▶ _Passage_:
You are viewing a plain text version of this content. The canonical link for it is here.
Posted to dev@nutch.apache.org by Scott Gonyea <sc...@aitrus.org> on 2010/07/15 03:55:19 UTC
Re: [jira] Updated: (NUTCH-855) ScoringFilter and IndexingFilter: To
allow for the propagation of URL Metatags and their subsequent indexing.
Sorry about the spam, everyone. I hope my patch didn't suck too much :).
On Wed, Jul 14, 2010 at 6:53 PM, Scott Gonyea (JIRA) <ji...@apache.org>wrote:
>
> [
> https://issues.apache.org/jira/browse/NUTCH-855?page=com.atlassian.jira.plugin.system.issuetabpanels:all-tabpanel]
>
> Scott Gonyea updated NUTCH-855:
> -------------------------------
>
> Attachment: nutch-855.txt
>
> > ScoringFilter and IndexingFilter: To allow for the propagation of URL
> Metatags and their subsequent indexing.
> >
> -------------------------------------------------------------------------------------------------------------
> >
> > Key: NUTCH-855
> > URL: https://issues.apache.org/jira/browse/NUTCH-855
> > Project: Nutch
> > Issue Type: New Feature
> > Components: generator, indexer
> > Affects Versions: 1.1
> > Reporter: Scott Gonyea
> > Fix For: 1.2
> >
> > Attachments: nutch-855.txt
> >
> > Original Estimate: 168h
> > Remaining Estimate: 168h
> >
> > This plugin is designed to enhance the NUTCH-655 patch, by doing two
> things:
> > 1. Meta Tags that are supplied with your Crawl URLs, during injection,
> will be propagated throughout the outlinks of those Crawl URLs.
> > 2. When you index your URLs, the meta tags that you specified with your
> URLs will be indexed alongside those URLs--and can be directly queried,
> assuming you have done everything else correctly.
> > The flat-file of URLs you are injecting should, per NUTCH-655, be
> tab-delimited in the form of:
> > [www.url.com]\t[key1]=[value1]\t[key2]=[value2]...[keyN]=[valueN]
> > or:
> > http://slashdot.org/ corp_owner=Geeknet will_it_blend=indubitably
> > http://engadget.com/ corp_owner=Weblogs genre=geeksquad_thriller
> > To activate this plugin, you must modify two properties in your
> nutch-sites.xml:
> > 1. plugin.includes
> > from: index-(basic|anchor)
> > to: index-(basic|anchor|urlmeta)
> > 2. urlmeta.tags
> > Insert a comma-delimited list of metatags. Using the above example:
> > <value>corp_owner, will_it_blend, genre</value>
> > Note that you do not need to include the tag with every URL. However,
> you must specify each tag if you want it to be propagated and later indexed.
>
> --
> This message is automatically generated by JIRA.
> -
> You can reply to this email to add a comment to the issue online.
>
>

▶ _Exercises to complete_:
a - Based on the post, say whether each statement is true, answering yes or no and quoting the words that decide it: (i) The issue lists 1.2 as the version it is fixed for. (ii) The flat-file of URLs being injected should be comma-delimited. (iii) Each tag must be included with every URL.
b - Transcribe every line of the records word for word.
The post and the records have nothing to do with each other.

▶ _Exercise input_:
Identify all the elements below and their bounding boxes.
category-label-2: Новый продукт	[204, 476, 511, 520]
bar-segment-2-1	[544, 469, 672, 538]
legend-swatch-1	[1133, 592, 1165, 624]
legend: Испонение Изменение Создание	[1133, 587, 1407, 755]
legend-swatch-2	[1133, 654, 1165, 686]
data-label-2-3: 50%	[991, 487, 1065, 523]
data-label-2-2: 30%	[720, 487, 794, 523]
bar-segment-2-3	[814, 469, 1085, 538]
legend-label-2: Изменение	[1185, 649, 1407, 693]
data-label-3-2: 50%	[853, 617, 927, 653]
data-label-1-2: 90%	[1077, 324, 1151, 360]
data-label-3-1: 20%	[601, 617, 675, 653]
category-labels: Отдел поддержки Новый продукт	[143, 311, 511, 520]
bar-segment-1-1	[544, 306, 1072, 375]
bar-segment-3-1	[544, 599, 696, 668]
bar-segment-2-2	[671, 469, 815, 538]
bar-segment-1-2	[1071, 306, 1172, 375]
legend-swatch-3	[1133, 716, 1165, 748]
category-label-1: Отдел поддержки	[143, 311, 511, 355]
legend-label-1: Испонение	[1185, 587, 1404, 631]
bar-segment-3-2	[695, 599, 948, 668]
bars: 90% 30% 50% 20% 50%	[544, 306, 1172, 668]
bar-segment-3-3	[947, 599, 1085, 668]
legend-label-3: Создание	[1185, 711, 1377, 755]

▶ _Worked solutions_:
a -
(i) Yes: "Fix For: 1.2"
(ii) No: "tab-delimited in the form of:"
(iii) No: "Note that you do not need to include the tag with every URL."

b -
Identify all the elements below and their bounding boxes.
category-label-2: Новый продукт	[204, 476, 511, 520]
bar-segment-2-1	[544, 469, 672, 538]
legend-swatch-1	[1133, 592, 1165, 624]
legend: Испонение Изменение Создание	[1133, 587, 1407, 755]
legend-swatch-2	[1133, 654, 1165, 686]
data-label-2-3: 50%	[991, 487, 1065, 523]
data-label-2-2: 30%	[720, 487, 794, 523]
bar-segment-2-3	[814, 469, 1085, 538]
legend-label-2: Изменение	[1185, 649, 1407, 693]
data-label-3-2: 50%	[853, 617, 927, 653]
data-label-1-2: 90%	[1077, 324, 1151, 360]
data-label-3-1: 20%	[601, 617, 675, 653]
category-labels: Отдел поддержки Новый продукт	[143, 311, 511, 520]
bar-segment-1-1	[544, 306, 1072, 375]
bar-segment-3-1	[544, 599, 696, 668]
bar-segment-2-2	[671, 469, 815, 538]
bar-segment-1-2	[1071, 306, 1172, 375]
legend-swatch-3	[1133, 716, 1165, 748]
category-label-1: Отдел поддержки	[143, 311, 511, 355]
legend-label-1: Испонение	[1185, 587, 1404, 631]
bar-segment-3-2	[695, 599, 948, 668]
bars: 90% 30% 50% 20% 50%	[544, 306, 1172, 668]
bar-segment-3-3	[947, 599, 1085, 668]
legend-label-3: Создание	[1185, 711, 1377, 755]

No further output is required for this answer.